Exercise goal:
From the records, pick out and copy each line containing "JSON".

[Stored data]
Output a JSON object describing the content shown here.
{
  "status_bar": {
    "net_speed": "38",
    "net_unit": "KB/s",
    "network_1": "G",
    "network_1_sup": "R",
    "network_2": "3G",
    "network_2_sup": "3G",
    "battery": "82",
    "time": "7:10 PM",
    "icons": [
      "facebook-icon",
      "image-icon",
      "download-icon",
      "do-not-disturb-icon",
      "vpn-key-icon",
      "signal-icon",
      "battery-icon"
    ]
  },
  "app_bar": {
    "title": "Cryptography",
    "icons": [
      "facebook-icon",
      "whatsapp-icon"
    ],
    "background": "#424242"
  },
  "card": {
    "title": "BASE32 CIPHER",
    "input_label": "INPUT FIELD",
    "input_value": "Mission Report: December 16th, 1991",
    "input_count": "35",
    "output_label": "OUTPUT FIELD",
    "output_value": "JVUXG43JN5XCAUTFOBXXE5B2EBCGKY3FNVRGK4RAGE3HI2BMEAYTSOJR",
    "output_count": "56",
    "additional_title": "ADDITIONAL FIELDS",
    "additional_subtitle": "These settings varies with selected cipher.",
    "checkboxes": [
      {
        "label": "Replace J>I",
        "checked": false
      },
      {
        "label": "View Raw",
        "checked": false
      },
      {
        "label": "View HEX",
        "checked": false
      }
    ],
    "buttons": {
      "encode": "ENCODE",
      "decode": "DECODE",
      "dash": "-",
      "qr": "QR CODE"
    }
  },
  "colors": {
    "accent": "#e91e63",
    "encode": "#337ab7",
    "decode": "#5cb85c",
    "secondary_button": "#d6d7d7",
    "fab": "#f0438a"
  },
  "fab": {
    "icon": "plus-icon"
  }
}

* * *

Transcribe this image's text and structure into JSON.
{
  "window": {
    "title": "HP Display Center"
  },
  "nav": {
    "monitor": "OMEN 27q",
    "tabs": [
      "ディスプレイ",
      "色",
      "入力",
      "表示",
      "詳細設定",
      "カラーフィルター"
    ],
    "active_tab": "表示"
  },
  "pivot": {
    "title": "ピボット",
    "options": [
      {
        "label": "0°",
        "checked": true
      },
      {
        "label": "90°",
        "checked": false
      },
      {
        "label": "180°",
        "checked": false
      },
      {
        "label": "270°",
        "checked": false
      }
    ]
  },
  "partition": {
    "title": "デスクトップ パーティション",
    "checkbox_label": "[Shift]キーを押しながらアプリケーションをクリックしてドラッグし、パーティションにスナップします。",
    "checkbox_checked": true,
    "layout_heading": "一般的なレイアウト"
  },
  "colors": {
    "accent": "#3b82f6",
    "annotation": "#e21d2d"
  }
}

The result:
Output a JSON object describing the content shown here.
Transcribe this image's text and structure into JSON.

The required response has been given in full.